L’impatto offerto dalla sala che accoglie Viaggio con figure nelle fiabe italiane di Italo Calvino, al Palazzo delle Esposizioni, è davvero suggestivo: occupano tutta la stanza una decina di casette di cartone, sui quali «tetti e pareti» albergano le illustrazioni delle Fiabe Italiane, duecento fiabe del celebre autore italiano edite nel 1956 da Einaudi per la collana I millenni.
Fiabe Italiane è la spiegazione del passaggio dalla favola alla fantascienza nella letteratura calviniana, presupposto che, negli anni tra il ’52 e il ’59, ha dato origine alla celeberrima trilogia I nostri antenati in cui erano raccolti Il barone rampante, Il visconte dimezzato e Il Cavaliere inesistente. 
Calvino era convinto che «le fiabe sono vere», e che sono una «spiegazione generale della vita, nata in tempi remoti e serbata nel lento ruminio delle coscienze contadine fino a noi, alle quali tutti devono e possono attingere, adulti e bambini assieme». 
In quegli anni, infatti, l’autore si interessò di dare spazio alle peculiarità della lingua italiana, ai dialetti, che rappresentavano un’identità che stava via via perdendo importanza, a causa della scolarizzazione: in questo modo restituiva a questo patrimonio il suo valore condiviso facendo circolare le storie del focolare e le fiabe popolari.


La rassegna ospita trentasei tavole per diciotto fiabe, ognuna ambientata in una realtà italiana (dalla Riviera ligure alla Romagna, passando per la Dalmazia e l’Istria, fino alle isole: Sicilia, Sardegna e Corsica).
 Le illustrazioni, realizzate da diciotto disegnatori italiani e francesi (Calvino si trasferì a Parigi dal 1967 al 1979) creano una galleria speciale di colori e stili, di tecniche miste e di raffinata bellezza. 
«Scorrendo l’indice delle fiabe italiane raccolte da Italo Calvino si coglie già in pieno il senso di un viaggio», afferma Massimo Mezzetti, Assessore alla Cultura Regione Emilia-Romagna, 
e il senso della mostra si evince proprio da questo: un centro comune, rappresentato dalla fiaba e dalle illustrazioni esposte, e un viaggio attraverso l’Italia fatto dall’interno, dalle radici più profonde della nostra lingua.


La prima illustrazione che ci si aspettava, “Giovannin senza paura”, prima fiaba della raccolta, è sostituita da “E Sette!”, fiaba della Riviera ligure di Ponente, illustrata con colori brillanti da Valérie Dumas. La tecnica ad acquarello lumeggiato con foglie d’oro su carta infiamma di colori e di entusiasmo le donne formose che sembrano straripare dai loro gonfi vestiti.
 

 

Esposta anche Vanna Vinci con “Zio Lupo”, la paurosa fiaba romagnola che mette in scena una delle innumerevoli versioni di Cappuccetto Rosso, golosa di frittelle, con padella e la classica mantellina.

Compito assegnato >> Nel testo fornito, quante tavole e quante fiabe ospita la rassegna? Rispondi basandoti unicamente sul testo fornito.

Estratti delle righe >>
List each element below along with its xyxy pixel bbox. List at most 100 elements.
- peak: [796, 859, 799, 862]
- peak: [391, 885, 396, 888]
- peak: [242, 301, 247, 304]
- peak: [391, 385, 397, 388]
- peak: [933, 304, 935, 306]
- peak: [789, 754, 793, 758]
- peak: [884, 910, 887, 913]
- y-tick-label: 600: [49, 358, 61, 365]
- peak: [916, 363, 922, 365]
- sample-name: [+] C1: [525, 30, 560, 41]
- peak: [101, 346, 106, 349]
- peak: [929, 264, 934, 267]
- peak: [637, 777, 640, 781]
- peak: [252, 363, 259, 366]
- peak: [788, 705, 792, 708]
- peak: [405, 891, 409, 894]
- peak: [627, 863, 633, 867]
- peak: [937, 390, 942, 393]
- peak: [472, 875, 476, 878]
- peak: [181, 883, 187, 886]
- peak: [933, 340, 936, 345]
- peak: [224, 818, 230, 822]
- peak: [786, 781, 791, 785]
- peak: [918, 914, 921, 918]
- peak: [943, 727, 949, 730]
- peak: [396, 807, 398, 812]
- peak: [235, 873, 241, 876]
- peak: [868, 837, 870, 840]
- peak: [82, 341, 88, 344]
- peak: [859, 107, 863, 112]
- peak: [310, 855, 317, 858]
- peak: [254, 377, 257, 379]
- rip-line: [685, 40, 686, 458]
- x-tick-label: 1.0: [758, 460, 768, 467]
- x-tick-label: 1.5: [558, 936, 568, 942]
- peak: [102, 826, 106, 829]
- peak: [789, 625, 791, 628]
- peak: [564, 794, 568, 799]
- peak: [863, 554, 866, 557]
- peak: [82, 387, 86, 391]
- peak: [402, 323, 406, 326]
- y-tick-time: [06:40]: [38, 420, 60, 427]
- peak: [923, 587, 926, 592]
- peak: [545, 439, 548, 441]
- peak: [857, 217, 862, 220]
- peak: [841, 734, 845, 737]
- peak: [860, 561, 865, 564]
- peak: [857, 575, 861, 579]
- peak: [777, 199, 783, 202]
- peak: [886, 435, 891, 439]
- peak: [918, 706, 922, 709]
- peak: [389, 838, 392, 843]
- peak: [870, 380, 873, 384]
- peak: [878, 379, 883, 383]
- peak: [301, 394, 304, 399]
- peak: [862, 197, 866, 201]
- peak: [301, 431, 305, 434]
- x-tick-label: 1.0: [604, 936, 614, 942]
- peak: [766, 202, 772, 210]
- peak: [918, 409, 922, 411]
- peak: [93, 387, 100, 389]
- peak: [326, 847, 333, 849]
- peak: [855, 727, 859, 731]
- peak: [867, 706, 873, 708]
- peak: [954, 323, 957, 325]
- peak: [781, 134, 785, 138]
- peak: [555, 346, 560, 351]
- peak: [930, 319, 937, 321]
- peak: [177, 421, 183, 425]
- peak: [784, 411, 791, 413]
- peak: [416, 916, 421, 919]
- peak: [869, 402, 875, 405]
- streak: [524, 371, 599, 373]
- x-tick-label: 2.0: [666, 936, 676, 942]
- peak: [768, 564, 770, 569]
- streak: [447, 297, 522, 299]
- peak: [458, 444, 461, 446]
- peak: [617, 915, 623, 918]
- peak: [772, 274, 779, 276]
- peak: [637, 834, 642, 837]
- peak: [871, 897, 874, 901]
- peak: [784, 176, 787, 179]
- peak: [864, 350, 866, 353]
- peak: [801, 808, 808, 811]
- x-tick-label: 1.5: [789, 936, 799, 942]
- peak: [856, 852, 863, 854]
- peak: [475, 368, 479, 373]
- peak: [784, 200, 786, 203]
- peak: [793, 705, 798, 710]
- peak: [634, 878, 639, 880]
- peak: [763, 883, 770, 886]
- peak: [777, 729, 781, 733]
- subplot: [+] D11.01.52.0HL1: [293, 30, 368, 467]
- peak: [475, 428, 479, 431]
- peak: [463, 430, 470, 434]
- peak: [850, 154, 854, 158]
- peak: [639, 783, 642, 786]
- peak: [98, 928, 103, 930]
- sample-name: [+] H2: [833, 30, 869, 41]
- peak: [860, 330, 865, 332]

Soluzione proposta >> Trentasei tavole per diciotto fiabe.